• _Aim_:
Set down each entry from the block beneath, exactly as written.

• _Extracted material_:
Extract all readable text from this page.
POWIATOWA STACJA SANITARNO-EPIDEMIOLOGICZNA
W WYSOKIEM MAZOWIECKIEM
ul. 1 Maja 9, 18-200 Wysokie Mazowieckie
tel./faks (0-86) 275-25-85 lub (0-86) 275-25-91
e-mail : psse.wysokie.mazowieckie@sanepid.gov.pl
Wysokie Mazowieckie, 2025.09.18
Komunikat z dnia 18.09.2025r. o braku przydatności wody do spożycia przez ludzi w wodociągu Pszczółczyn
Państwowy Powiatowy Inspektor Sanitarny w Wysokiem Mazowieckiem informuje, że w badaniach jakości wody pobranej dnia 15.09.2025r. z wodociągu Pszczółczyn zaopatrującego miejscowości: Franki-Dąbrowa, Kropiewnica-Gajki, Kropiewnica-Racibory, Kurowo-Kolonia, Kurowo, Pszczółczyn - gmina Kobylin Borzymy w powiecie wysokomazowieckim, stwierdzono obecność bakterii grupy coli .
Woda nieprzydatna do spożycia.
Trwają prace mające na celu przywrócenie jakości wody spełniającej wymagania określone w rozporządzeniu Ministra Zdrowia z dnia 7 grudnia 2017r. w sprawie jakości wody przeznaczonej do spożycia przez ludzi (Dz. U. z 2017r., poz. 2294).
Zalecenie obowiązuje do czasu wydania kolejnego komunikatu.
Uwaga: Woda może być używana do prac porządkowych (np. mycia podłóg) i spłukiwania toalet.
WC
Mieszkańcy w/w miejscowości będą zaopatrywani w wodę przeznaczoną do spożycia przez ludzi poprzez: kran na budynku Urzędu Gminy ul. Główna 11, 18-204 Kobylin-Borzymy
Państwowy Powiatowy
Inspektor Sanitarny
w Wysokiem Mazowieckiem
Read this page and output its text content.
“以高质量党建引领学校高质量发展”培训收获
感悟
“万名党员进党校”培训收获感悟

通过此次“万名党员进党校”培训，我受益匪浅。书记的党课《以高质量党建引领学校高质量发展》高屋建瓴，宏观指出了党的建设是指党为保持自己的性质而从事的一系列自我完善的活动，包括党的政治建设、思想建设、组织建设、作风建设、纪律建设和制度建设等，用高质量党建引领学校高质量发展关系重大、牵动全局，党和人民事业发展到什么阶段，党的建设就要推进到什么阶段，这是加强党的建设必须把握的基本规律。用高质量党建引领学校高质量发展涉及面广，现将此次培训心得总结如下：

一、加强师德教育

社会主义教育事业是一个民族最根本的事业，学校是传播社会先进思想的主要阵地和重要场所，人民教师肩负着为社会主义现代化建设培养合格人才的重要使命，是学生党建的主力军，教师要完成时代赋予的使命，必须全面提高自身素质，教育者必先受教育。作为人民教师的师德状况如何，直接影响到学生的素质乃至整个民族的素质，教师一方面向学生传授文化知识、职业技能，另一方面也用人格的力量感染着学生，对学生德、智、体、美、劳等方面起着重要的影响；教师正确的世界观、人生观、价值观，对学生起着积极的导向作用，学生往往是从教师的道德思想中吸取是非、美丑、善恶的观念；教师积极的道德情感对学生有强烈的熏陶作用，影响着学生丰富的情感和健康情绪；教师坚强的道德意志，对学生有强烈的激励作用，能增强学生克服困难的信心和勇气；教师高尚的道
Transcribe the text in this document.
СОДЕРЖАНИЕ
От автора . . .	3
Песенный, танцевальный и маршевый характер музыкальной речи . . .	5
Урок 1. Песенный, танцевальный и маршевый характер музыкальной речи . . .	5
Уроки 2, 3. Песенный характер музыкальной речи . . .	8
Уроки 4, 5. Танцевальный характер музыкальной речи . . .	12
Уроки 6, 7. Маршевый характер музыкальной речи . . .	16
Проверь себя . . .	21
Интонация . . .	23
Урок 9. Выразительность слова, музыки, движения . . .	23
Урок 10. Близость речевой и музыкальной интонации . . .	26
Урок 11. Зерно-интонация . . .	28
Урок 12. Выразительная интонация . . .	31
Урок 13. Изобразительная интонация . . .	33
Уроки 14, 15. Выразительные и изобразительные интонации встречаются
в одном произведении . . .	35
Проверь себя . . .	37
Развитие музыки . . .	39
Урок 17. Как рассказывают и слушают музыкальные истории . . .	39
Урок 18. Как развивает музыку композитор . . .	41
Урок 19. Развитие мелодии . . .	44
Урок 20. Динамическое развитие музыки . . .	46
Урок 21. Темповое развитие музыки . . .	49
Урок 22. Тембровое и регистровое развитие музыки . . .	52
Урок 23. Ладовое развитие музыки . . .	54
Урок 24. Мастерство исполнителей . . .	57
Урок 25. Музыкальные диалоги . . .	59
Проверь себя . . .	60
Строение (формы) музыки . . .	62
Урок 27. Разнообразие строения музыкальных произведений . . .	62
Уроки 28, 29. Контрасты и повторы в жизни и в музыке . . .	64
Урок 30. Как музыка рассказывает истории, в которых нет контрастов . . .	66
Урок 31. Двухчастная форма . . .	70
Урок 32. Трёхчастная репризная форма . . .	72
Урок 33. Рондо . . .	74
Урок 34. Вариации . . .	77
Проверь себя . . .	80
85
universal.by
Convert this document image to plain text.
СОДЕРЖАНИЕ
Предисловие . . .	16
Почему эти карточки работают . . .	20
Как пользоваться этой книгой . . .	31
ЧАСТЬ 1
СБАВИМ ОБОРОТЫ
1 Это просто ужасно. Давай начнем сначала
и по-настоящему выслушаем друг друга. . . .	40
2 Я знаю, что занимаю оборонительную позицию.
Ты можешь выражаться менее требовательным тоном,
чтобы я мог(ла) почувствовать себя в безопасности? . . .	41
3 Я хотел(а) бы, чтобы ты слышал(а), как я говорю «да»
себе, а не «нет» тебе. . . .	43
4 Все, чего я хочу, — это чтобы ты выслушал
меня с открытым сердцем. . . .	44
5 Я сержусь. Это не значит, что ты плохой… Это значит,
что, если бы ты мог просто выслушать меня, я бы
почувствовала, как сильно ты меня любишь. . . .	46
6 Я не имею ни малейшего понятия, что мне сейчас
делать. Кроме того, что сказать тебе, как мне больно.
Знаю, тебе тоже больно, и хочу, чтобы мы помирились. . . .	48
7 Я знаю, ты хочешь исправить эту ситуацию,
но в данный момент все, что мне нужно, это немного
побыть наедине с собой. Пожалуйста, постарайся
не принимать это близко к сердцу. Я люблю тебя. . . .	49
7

• _The reply_:
Extract all readable text from this page.
POWIATOWA STACJA SANITARNO-EPIDEMIOLOGICZNA
W WYSOKIEM MAZOWIECKIEM
ul. 1 Maja 9, 18-200 Wysokie Mazowieckie
tel./faks (0-86) 275-25-85 lub (0-86) 275-25-91
e-mail : psse.wysokie.mazowieckie@sanepid.gov.pl
Wysokie Mazowieckie, 2025.09.18
Komunikat z dnia 18.09.2025r. o braku przydatności wody do spożycia przez ludzi w wodociągu Pszczółczyn
Państwowy Powiatowy Inspektor Sanitarny w Wysokiem Mazowieckiem informuje, że w badaniach jakości wody pobranej dnia 15.09.2025r. z wodociągu Pszczółczyn zaopatrującego miejscowości: Franki-Dąbrowa, Kropiewnica-Gajki, Kropiewnica-Racibory, Kurowo-Kolonia, Kurowo, Pszczółczyn - gmina Kobylin Borzymy w powiecie wysokomazowieckim, stwierdzono obecność bakterii grupy coli .
Woda nieprzydatna do spożycia.
Trwają prace mające na celu przywrócenie jakości wody spełniającej wymagania określone w rozporządzeniu Ministra Zdrowia z dnia 7 grudnia 2017r. w sprawie jakości wody przeznaczonej do spożycia przez ludzi (Dz. U. z 2017r., poz. 2294).
Zalecenie obowiązuje do czasu wydania kolejnego komunikatu.
Uwaga: Woda może być używana do prac porządkowych (np. mycia podłóg) i spłukiwania toalet.
WC
Mieszkańcy w/w miejscowości będą zaopatrywani w wodę przeznaczoną do spożycia przez ludzi poprzez: kran na budynku Urzędu Gminy ul. Główna 11, 18-204 Kobylin-Borzymy
Państwowy Powiatowy
Inspektor Sanitarny
w Wysokiem Mazowieckiem
Read this page and output its text content.
“以高质量党建引领学校高质量发展”培训收获
感悟
“万名党员进党校”培训收获感悟

通过此次“万名党员进党校”培训，我受益匪浅。书记的党课《以高质量党建引领学校高质量发展》高屋建瓴，宏观指出了党的建设是指党为保持自己的性质而从事的一系列自我完善的活动，包括党的政治建设、思想建设、组织建设、作风建设、纪律建设和制度建设等，用高质量党建引领学校高质量发展关系重大、牵动全局，党和人民事业发展到什么阶段，党的建设就要推进到什么阶段，这是加强党的建设必须把握的基本规律。用高质量党建引领学校高质量发展涉及面广，现将此次培训心得总结如下：

一、加强师德教育

社会主义教育事业是一个民族最根本的事业，学校是传播社会先进思想的主要阵地和重要场所，人民教师肩负着为社会主义现代化建设培养合格人才的重要使命，是学生党建的主力军，教师要完成时代赋予的使命，必须全面提高自身素质，教育者必先受教育。作为人民教师的师德状况如何，直接影响到学生的素质乃至整个民族的素质，教师一方面向学生传授文化知识、职业技能，另一方面也用人格的力量感染着学生，对学生德、智、体、美、劳等方面起着重要的影响；教师正确的世界观、人生观、价值观，对学生起着积极的导向作用，学生往往是从教师的道德思想中吸取是非、美丑、善恶的观念；教师积极的道德情感对学生有强烈的熏陶作用，影响着学生丰富的情感和健康情绪；教师坚强的道德意志，对学生有强烈的激励作用，能增强学生克服困难的信心和勇气；教师高尚的道
Transcribe the text in this document.
СОДЕРЖАНИЕ
От автора . . .	3
Песенный, танцевальный и маршевый характер музыкальной речи . . .	5
Урок 1. Песенный, танцевальный и маршевый характер музыкальной речи . . .	5
Уроки 2, 3. Песенный характер музыкальной речи . . .	8
Уроки 4, 5. Танцевальный характер музыкальной речи . . .	12
Уроки 6, 7. Маршевый характер музыкальной речи . . .	16
Проверь себя . . .	21
Интонация . . .	23
Урок 9. Выразительность слова, музыки, движения . . .	23
Урок 10. Близость речевой и музыкальной интонации . . .	26
Урок 11. Зерно-интонация . . .	28
Урок 12. Выразительная интонация . . .	31
Урок 13. Изобразительная интонация . . .	33
Уроки 14, 15. Выразительные и изобразительные интонации встречаются
в одном произведении . . .	35
Проверь себя . . .	37
Развитие музыки . . .	39
Урок 17. Как рассказывают и слушают музыкальные истории . . .	39
Урок 18. Как развивает музыку композитор . . .	41
Урок 19. Развитие мелодии . . .	44
Урок 20. Динамическое развитие музыки . . .	46
Урок 21. Темповое развитие музыки . . .	49
Урок 22. Тембровое и регистровое развитие музыки . . .	52
Урок 23. Ладовое развитие музыки . . .	54
Урок 24. Мастерство исполнителей . . .	57
Урок 25. Музыкальные диалоги . . .	59
Проверь себя . . .	60
Строение (формы) музыки . . .	62
Урок 27. Разнообразие строения музыкальных произведений . . .	62
Уроки 28, 29. Контрасты и повторы в жизни и в музыке . . .	64
Урок 30. Как музыка рассказывает истории, в которых нет контрастов . . .	66
Урок 31. Двухчастная форма . . .	70
Урок 32. Трёхчастная репризная форма . . .	72
Урок 33. Рондо . . .	74
Урок 34. Вариации . . .	77
Проверь себя . . .	80
85
universal.by
Convert this document image to plain text.
СОДЕРЖАНИЕ
Предисловие . . .	16
Почему эти карточки работают . . .	20
Как пользоваться этой книгой . . .	31
ЧАСТЬ 1
СБАВИМ ОБОРОТЫ
1 Это просто ужасно. Давай начнем сначала
и по-настоящему выслушаем друг друга. . . .	40
2 Я знаю, что занимаю оборонительную позицию.
Ты можешь выражаться менее требовательным тоном,
чтобы я мог(ла) почувствовать себя в безопасности? . . .	41
3 Я хотел(а) бы, чтобы ты слышал(а), как я говорю «да»
себе, а не «нет» тебе. . . .	43
4 Все, чего я хочу, — это чтобы ты выслушал
меня с открытым сердцем. . . .	44
5 Я сержусь. Это не значит, что ты плохой… Это значит,
что, если бы ты мог просто выслушать меня, я бы
почувствовала, как сильно ты меня любишь. . . .	46
6 Я не имею ни малейшего понятия, что мне сейчас
делать. Кроме того, что сказать тебе, как мне больно.
Знаю, тебе тоже больно, и хочу, чтобы мы помирились. . . .	48
7 Я знаю, ты хочешь исправить эту ситуацию,
но в данный момент все, что мне нужно, это немного
побыть наедине с собой. Пожалуйста, постарайся
не принимать это близко к сердцу. Я люблю тебя. . . .	49
7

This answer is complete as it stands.